WRITTEN REQUEST
Leave out the pictures and copy every record exactly.

Dataset items
# # #

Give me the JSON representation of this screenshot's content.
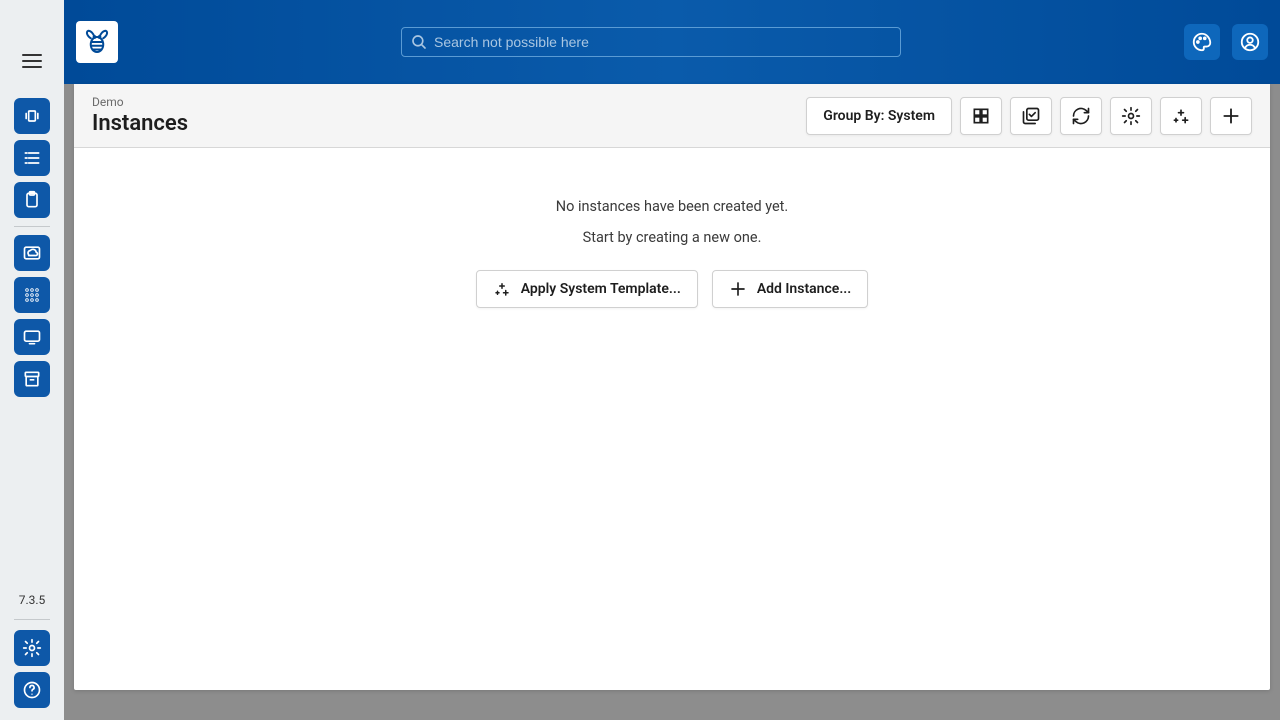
{
  "sidebar": {
    "version": "7.3.5"
  },
  "search": {
    "placeholder": "Search not possible here"
  },
  "header": {
    "breadcrumb": "Demo",
    "title": "Instances",
    "group_by_label": "Group By: System"
  },
  "empty": {
    "line1": "No instances have been created yet.",
    "line2": "Start by creating a new one.",
    "apply_template_label": "Apply System Template...",
    "add_instance_label": "Add Instance..."
  }
}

# # #

SOLUTION
Give me the JSON representation of this screenshot's content.
{
  "sidebar": {
    "version": "7.3.5"
  },
  "search": {
    "placeholder": "Search not possible here"
  },
  "header": {
    "breadcrumb": "Demo",
    "title": "Instances",
    "group_by_label": "Group By: System"
  },
  "empty": {
    "line1": "No instances have been created yet.",
    "line2": "Start by creating a new one.",
    "apply_template_label": "Apply System Template...",
    "add_instance_label": "Add Instance..."
  }
}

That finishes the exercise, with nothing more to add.